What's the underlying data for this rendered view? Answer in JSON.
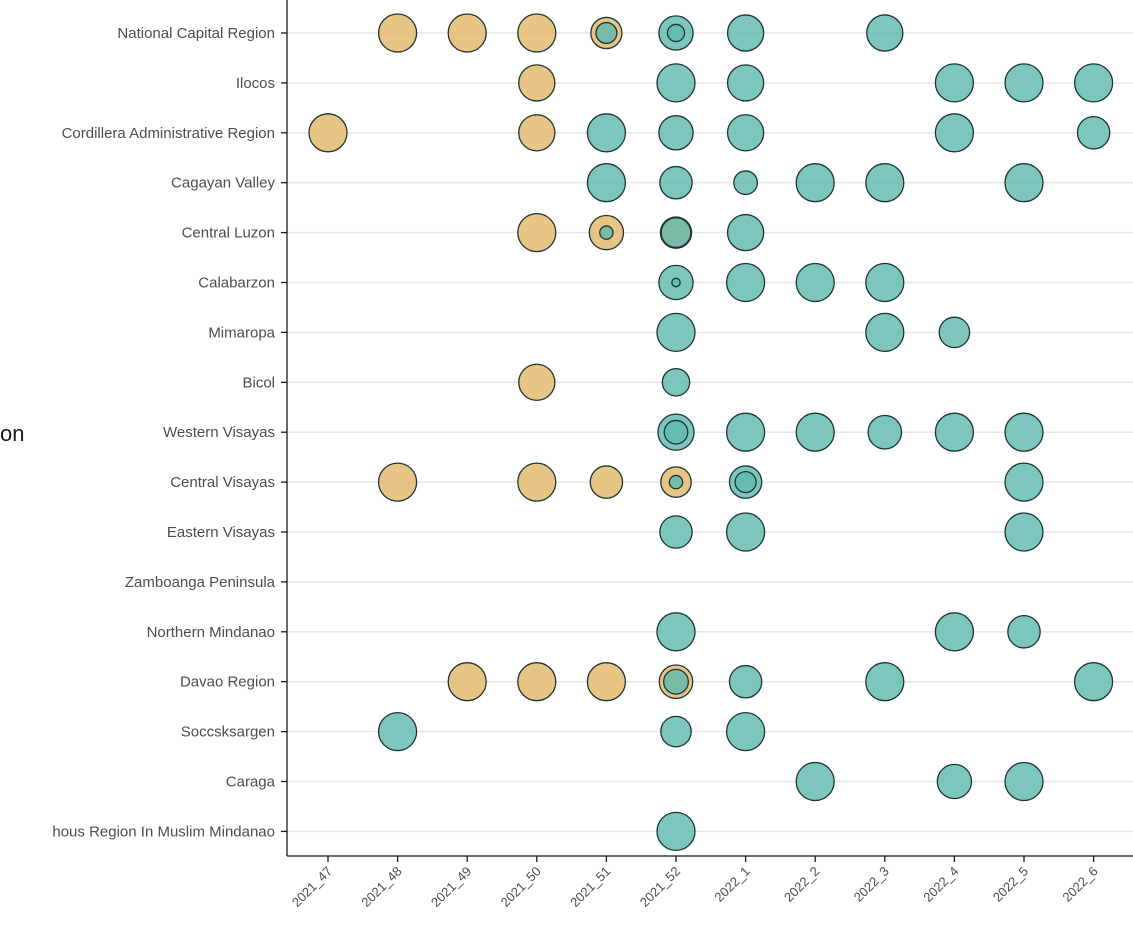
{
  "chart_data": {
    "type": "scatter",
    "ylabel": "on",
    "categories_x": [
      "2021_47",
      "2021_48",
      "2021_49",
      "2021_50",
      "2021_51",
      "2021_52",
      "2022_1",
      "2022_2",
      "2022_3",
      "2022_4",
      "2022_5",
      "2022_6"
    ],
    "categories_y": [
      "National Capital Region",
      "Ilocos",
      "Cordillera Administrative Region",
      "Cagayan Valley",
      "Central Luzon",
      "Calabarzon",
      "Mimaropa",
      "Bicol",
      "Western Visayas",
      "Central Visayas",
      "Eastern Visayas",
      "Zamboanga Peninsula",
      "Northern Mindanao",
      "Davao Region",
      "Soccsksargen",
      "Caraga",
      "hous Region In Muslim Mindanao"
    ],
    "grid": "horizontal",
    "colors": {
      "tan": "#e0b86a",
      "teal": "#5fb9b0",
      "outline": "#1f3532"
    },
    "points": [
      {
        "y": "National Capital Region",
        "x": "2021_48",
        "color": "tan",
        "size": 1.0
      },
      {
        "y": "National Capital Region",
        "x": "2021_49",
        "color": "tan",
        "size": 1.0
      },
      {
        "y": "National Capital Region",
        "x": "2021_50",
        "color": "tan",
        "size": 1.0
      },
      {
        "y": "National Capital Region",
        "x": "2021_51",
        "color": "tan",
        "size": 0.82
      },
      {
        "y": "National Capital Region",
        "x": "2021_51",
        "color": "teal",
        "size": 0.55
      },
      {
        "y": "National Capital Region",
        "x": "2021_52",
        "color": "teal",
        "size": 0.9
      },
      {
        "y": "National Capital Region",
        "x": "2021_52",
        "color": "teal",
        "size": 0.45
      },
      {
        "y": "National Capital Region",
        "x": "2022_1",
        "color": "teal",
        "size": 0.95
      },
      {
        "y": "National Capital Region",
        "x": "2022_3",
        "color": "teal",
        "size": 0.95
      },
      {
        "y": "Ilocos",
        "x": "2021_50",
        "color": "tan",
        "size": 0.95
      },
      {
        "y": "Ilocos",
        "x": "2021_52",
        "color": "teal",
        "size": 1.0
      },
      {
        "y": "Ilocos",
        "x": "2022_1",
        "color": "teal",
        "size": 0.95
      },
      {
        "y": "Ilocos",
        "x": "2022_4",
        "color": "teal",
        "size": 1.0
      },
      {
        "y": "Ilocos",
        "x": "2022_5",
        "color": "teal",
        "size": 1.0
      },
      {
        "y": "Ilocos",
        "x": "2022_6",
        "color": "teal",
        "size": 1.0
      },
      {
        "y": "Cordillera Administrative Region",
        "x": "2021_47",
        "color": "tan",
        "size": 1.0
      },
      {
        "y": "Cordillera Administrative Region",
        "x": "2021_50",
        "color": "tan",
        "size": 0.95
      },
      {
        "y": "Cordillera Administrative Region",
        "x": "2021_51",
        "color": "teal",
        "size": 1.0
      },
      {
        "y": "Cordillera Administrative Region",
        "x": "2021_52",
        "color": "teal",
        "size": 0.9
      },
      {
        "y": "Cordillera Administrative Region",
        "x": "2022_1",
        "color": "teal",
        "size": 0.95
      },
      {
        "y": "Cordillera Administrative Region",
        "x": "2022_4",
        "color": "teal",
        "size": 1.0
      },
      {
        "y": "Cordillera Administrative Region",
        "x": "2022_6",
        "color": "teal",
        "size": 0.85
      },
      {
        "y": "Cagayan Valley",
        "x": "2021_51",
        "color": "teal",
        "size": 1.0
      },
      {
        "y": "Cagayan Valley",
        "x": "2021_52",
        "color": "teal",
        "size": 0.85
      },
      {
        "y": "Cagayan Valley",
        "x": "2022_1",
        "color": "teal",
        "size": 0.62
      },
      {
        "y": "Cagayan Valley",
        "x": "2022_2",
        "color": "teal",
        "size": 1.0
      },
      {
        "y": "Cagayan Valley",
        "x": "2022_3",
        "color": "teal",
        "size": 1.0
      },
      {
        "y": "Cagayan Valley",
        "x": "2022_5",
        "color": "teal",
        "size": 1.0
      },
      {
        "y": "Central Luzon",
        "x": "2021_50",
        "color": "tan",
        "size": 1.0
      },
      {
        "y": "Central Luzon",
        "x": "2021_51",
        "color": "tan",
        "size": 0.9
      },
      {
        "y": "Central Luzon",
        "x": "2021_51",
        "color": "teal",
        "size": 0.35
      },
      {
        "y": "Central Luzon",
        "x": "2021_52",
        "color": "tan",
        "size": 0.82
      },
      {
        "y": "Central Luzon",
        "x": "2021_52",
        "color": "teal",
        "size": 0.78
      },
      {
        "y": "Central Luzon",
        "x": "2022_1",
        "color": "teal",
        "size": 0.95
      },
      {
        "y": "Calabarzon",
        "x": "2021_52",
        "color": "teal",
        "size": 0.9
      },
      {
        "y": "Calabarzon",
        "x": "2021_52",
        "color": "teal",
        "size": 0.22
      },
      {
        "y": "Calabarzon",
        "x": "2022_1",
        "color": "teal",
        "size": 1.0
      },
      {
        "y": "Calabarzon",
        "x": "2022_2",
        "color": "teal",
        "size": 1.0
      },
      {
        "y": "Calabarzon",
        "x": "2022_3",
        "color": "teal",
        "size": 1.0
      },
      {
        "y": "Mimaropa",
        "x": "2021_52",
        "color": "teal",
        "size": 1.0
      },
      {
        "y": "Mimaropa",
        "x": "2022_3",
        "color": "teal",
        "size": 1.0
      },
      {
        "y": "Mimaropa",
        "x": "2022_4",
        "color": "teal",
        "size": 0.8
      },
      {
        "y": "Bicol",
        "x": "2021_50",
        "color": "tan",
        "size": 0.95
      },
      {
        "y": "Bicol",
        "x": "2021_52",
        "color": "teal",
        "size": 0.72
      },
      {
        "y": "Western Visayas",
        "x": "2021_52",
        "color": "teal",
        "size": 0.95
      },
      {
        "y": "Western Visayas",
        "x": "2021_52",
        "color": "teal",
        "size": 0.62
      },
      {
        "y": "Western Visayas",
        "x": "2022_1",
        "color": "teal",
        "size": 1.0
      },
      {
        "y": "Western Visayas",
        "x": "2022_2",
        "color": "teal",
        "size": 1.0
      },
      {
        "y": "Western Visayas",
        "x": "2022_3",
        "color": "teal",
        "size": 0.88
      },
      {
        "y": "Western Visayas",
        "x": "2022_4",
        "color": "teal",
        "size": 1.0
      },
      {
        "y": "Western Visayas",
        "x": "2022_5",
        "color": "teal",
        "size": 1.0
      },
      {
        "y": "Central Visayas",
        "x": "2021_48",
        "color": "tan",
        "size": 1.0
      },
      {
        "y": "Central Visayas",
        "x": "2021_50",
        "color": "tan",
        "size": 1.0
      },
      {
        "y": "Central Visayas",
        "x": "2021_51",
        "color": "tan",
        "size": 0.85
      },
      {
        "y": "Central Visayas",
        "x": "2021_52",
        "color": "tan",
        "size": 0.8
      },
      {
        "y": "Central Visayas",
        "x": "2021_52",
        "color": "teal",
        "size": 0.35
      },
      {
        "y": "Central Visayas",
        "x": "2022_1",
        "color": "teal",
        "size": 0.85
      },
      {
        "y": "Central Visayas",
        "x": "2022_1",
        "color": "teal",
        "size": 0.55
      },
      {
        "y": "Central Visayas",
        "x": "2022_5",
        "color": "teal",
        "size": 1.0
      },
      {
        "y": "Eastern Visayas",
        "x": "2021_52",
        "color": "teal",
        "size": 0.85
      },
      {
        "y": "Eastern Visayas",
        "x": "2022_1",
        "color": "teal",
        "size": 1.0
      },
      {
        "y": "Eastern Visayas",
        "x": "2022_5",
        "color": "teal",
        "size": 1.0
      },
      {
        "y": "Northern Mindanao",
        "x": "2021_52",
        "color": "teal",
        "size": 1.0
      },
      {
        "y": "Northern Mindanao",
        "x": "2022_4",
        "color": "teal",
        "size": 1.0
      },
      {
        "y": "Northern Mindanao",
        "x": "2022_5",
        "color": "teal",
        "size": 0.85
      },
      {
        "y": "Davao Region",
        "x": "2021_49",
        "color": "tan",
        "size": 1.0
      },
      {
        "y": "Davao Region",
        "x": "2021_50",
        "color": "tan",
        "size": 1.0
      },
      {
        "y": "Davao Region",
        "x": "2021_51",
        "color": "tan",
        "size": 1.0
      },
      {
        "y": "Davao Region",
        "x": "2021_52",
        "color": "tan",
        "size": 0.88
      },
      {
        "y": "Davao Region",
        "x": "2021_52",
        "color": "teal",
        "size": 0.65
      },
      {
        "y": "Davao Region",
        "x": "2022_1",
        "color": "teal",
        "size": 0.85
      },
      {
        "y": "Davao Region",
        "x": "2022_3",
        "color": "teal",
        "size": 1.0
      },
      {
        "y": "Davao Region",
        "x": "2022_6",
        "color": "teal",
        "size": 1.0
      },
      {
        "y": "Soccsksargen",
        "x": "2021_48",
        "color": "teal",
        "size": 1.0
      },
      {
        "y": "Soccsksargen",
        "x": "2021_52",
        "color": "teal",
        "size": 0.8
      },
      {
        "y": "Soccsksargen",
        "x": "2022_1",
        "color": "teal",
        "size": 1.0
      },
      {
        "y": "Caraga",
        "x": "2022_2",
        "color": "teal",
        "size": 1.0
      },
      {
        "y": "Caraga",
        "x": "2022_4",
        "color": "teal",
        "size": 0.9
      },
      {
        "y": "Caraga",
        "x": "2022_5",
        "color": "teal",
        "size": 1.0
      },
      {
        "y": "hous Region In Muslim Mindanao",
        "x": "2021_52",
        "color": "teal",
        "size": 1.0
      }
    ]
  }
}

━━━━

What you will do:
For this exercise, gather every line of the data that contains the word "Muslim".

Solution:
      "hous Region In Muslim Mindanao"
        "y": "hous Region In Muslim Mindanao",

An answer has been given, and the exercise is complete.